DATASET RECORDS
++++++++++++++++++++

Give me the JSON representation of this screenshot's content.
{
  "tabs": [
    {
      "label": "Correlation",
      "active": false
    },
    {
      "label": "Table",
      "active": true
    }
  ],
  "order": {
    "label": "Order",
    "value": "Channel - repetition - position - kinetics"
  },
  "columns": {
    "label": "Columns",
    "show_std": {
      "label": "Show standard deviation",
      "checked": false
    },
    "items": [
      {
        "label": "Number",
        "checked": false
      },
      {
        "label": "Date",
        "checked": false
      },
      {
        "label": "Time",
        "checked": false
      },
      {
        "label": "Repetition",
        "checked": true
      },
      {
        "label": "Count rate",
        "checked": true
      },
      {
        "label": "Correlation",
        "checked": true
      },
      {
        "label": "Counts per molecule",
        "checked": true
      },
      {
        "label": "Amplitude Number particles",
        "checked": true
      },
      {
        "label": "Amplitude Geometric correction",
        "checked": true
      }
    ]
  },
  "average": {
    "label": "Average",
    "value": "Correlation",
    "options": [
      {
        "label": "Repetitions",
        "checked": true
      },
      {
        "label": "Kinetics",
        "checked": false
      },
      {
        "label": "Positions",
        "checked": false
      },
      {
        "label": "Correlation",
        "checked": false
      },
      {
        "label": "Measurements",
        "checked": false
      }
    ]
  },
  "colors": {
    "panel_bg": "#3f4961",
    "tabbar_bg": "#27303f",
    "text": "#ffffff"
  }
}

++++++++++++++++++++

Transcribe the data above in full, exactly.

Give me the JSON representation of this screenshot's content.
{
  "tabs": [
    {
      "label": "Correlation",
      "active": false
    },
    {
      "label": "Table",
      "active": true
    }
  ],
  "order": {
    "label": "Order",
    "value": "Channel - repetition - position - kinetics"
  },
  "columns": {
    "label": "Columns",
    "show_std": {
      "label": "Show standard deviation",
      "checked": false
    },
    "items": [
      {
        "label": "Number",
        "checked": false
      },
      {
        "label": "Date",
        "checked": false
      },
      {
        "label": "Time",
        "checked": false
      },
      {
        "label": "Repetition",
        "checked": true
      },
      {
        "label": "Count rate",
        "checked": true
      },
      {
        "label": "Correlation",
        "checked": true
      },
      {
        "label": "Counts per molecule",
        "checked": true
      },
      {
        "label": "Amplitude Number particles",
        "checked": true
      },
      {
        "label": "Amplitude Geometric correction",
        "checked": true
      }
    ]
  },
  "average": {
    "label": "Average",
    "value": "Correlation",
    "options": [
      {
        "label": "Repetitions",
        "checked": true
      },
      {
        "label": "Kinetics",
        "checked": false
      },
      {
        "label": "Positions",
        "checked": false
      },
      {
        "label": "Correlation",
        "checked": false
      },
      {
        "label": "Measurements",
        "checked": false
      }
    ]
  },
  "colors": {
    "panel_bg": "#3f4961",
    "tabbar_bg": "#27303f",
    "text": "#ffffff"
  }
}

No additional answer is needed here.